Explore the material =
- a) In the comment thread, roughly how long is each video clip on the makemarketsbemarkets.org website?
- b) Reproduce the comment thread word for word from "It’s a mass" up to and including "big picture, anymore.".

Excerpt provided =
---+---

It’s a mass looting of the public, across the board, legalized and aided and abetted by our elected offals.
It’s impossible not to see that big picture, anymore.
And the sheeple graze on, as the pastures shrink.
Mods, looks like I missed a close tag in my #12, if ya get a chance, sorry I know yer busy!!!
MODNOTE: fixed
You folks are FAST!!! Thanks, sorry for the mistake . . .
The process as exactly described in Deep Capture, to a T.
Thanks for your whole comment, great insight.
I’m halfway thru part two. There’s all kinds of crap these vultures are doing to our governments (especially California mainly because of Prop 13) that people don’t know about – here’s a post I did Wednesday about Lehman, UBS, and JPMorgan’s Muni bond bid-rigging conspiracy
And if I get time tomorrow I’m going to do a post on Lehman’s Repo 105s
I find it helpful to remember that under the common law, which was approved by the US Supreme Court in a number of decisions, any agreement based upon the happening of a future event was an illegal wager unless it involved the actual delivery of a commodity. In light of this, how is any contract, labeled a “credit default swap” or anything else, e.g. “agreement for the future delivery of bullshit” not an illegal wager? Boiled to its basics with all the mathematical bullshit stripped away, all Congress needs to know is that if there is no law which specificaly says they are legal, they must be presumed illegal and show it to be so and then let the machinery of justice do its magic on these frauds, thieves and liars.
john in s– if you have not yet viewed the video clips (about 10 min each) at the makemarketsbemarkets.org website, they’d probably be really helpful for your research.

---+---

Given entries =
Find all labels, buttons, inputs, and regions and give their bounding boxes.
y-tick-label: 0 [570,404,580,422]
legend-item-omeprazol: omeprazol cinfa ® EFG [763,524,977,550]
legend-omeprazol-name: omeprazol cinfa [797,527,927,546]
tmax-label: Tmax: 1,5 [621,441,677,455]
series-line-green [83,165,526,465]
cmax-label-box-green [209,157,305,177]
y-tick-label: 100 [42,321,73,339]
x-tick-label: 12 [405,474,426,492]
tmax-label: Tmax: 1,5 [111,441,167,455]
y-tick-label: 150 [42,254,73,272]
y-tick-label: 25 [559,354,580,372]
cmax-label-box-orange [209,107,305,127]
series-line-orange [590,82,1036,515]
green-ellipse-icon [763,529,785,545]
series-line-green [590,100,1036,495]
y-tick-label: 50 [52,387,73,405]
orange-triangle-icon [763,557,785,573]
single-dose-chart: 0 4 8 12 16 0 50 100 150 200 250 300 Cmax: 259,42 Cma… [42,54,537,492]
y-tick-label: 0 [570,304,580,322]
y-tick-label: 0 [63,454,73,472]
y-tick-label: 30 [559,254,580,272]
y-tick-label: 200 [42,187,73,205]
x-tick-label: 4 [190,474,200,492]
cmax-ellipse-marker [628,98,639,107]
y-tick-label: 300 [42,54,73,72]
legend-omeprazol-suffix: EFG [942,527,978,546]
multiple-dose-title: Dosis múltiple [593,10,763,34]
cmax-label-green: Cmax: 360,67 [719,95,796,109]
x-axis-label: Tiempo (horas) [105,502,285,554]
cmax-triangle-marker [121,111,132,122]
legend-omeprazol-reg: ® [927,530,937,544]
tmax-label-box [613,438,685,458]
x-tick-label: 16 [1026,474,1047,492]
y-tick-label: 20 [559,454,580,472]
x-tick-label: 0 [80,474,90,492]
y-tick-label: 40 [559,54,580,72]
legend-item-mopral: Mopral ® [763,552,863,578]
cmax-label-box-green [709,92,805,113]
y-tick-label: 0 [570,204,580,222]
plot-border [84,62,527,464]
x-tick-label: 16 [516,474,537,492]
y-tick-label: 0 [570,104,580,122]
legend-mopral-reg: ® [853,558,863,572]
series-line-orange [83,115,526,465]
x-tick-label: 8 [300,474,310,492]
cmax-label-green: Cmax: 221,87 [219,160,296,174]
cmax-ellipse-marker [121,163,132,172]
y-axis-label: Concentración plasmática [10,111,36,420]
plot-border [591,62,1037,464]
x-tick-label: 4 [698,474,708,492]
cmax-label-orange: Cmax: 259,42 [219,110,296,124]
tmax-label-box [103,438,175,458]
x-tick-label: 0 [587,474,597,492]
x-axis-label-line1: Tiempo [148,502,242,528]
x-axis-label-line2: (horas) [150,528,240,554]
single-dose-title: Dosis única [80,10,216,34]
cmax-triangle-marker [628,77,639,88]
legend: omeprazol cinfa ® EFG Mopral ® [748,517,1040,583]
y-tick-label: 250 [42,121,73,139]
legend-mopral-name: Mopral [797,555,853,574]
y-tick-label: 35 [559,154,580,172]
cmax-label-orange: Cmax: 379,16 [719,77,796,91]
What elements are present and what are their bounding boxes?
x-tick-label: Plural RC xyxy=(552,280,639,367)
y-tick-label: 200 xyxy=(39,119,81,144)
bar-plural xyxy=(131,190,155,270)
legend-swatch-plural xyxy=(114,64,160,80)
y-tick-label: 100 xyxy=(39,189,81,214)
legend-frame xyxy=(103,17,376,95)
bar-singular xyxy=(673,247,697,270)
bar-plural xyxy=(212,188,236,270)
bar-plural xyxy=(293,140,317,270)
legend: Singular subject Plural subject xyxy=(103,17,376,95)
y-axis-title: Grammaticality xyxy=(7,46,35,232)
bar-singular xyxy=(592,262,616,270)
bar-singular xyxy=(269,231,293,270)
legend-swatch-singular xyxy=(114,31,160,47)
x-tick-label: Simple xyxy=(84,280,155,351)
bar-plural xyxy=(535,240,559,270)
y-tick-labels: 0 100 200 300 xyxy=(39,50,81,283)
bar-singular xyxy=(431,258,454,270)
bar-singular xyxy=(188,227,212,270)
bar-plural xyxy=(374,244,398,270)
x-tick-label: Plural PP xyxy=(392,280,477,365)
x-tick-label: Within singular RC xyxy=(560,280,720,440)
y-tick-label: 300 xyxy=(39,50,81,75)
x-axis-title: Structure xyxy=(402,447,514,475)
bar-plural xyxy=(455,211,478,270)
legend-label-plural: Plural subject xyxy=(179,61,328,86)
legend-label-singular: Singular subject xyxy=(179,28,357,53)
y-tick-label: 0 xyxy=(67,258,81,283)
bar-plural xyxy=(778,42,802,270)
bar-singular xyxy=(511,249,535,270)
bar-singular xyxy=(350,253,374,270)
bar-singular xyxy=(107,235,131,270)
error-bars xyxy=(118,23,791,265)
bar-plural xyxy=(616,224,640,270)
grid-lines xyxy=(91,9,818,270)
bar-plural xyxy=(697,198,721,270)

---+---

Task results =
- a) About 10 minutes each.

- b)
It’s a mass looting of the public, across the board, legalized and aided and abetted by our elected offals.
It’s impossible not to see that big picture, anymore.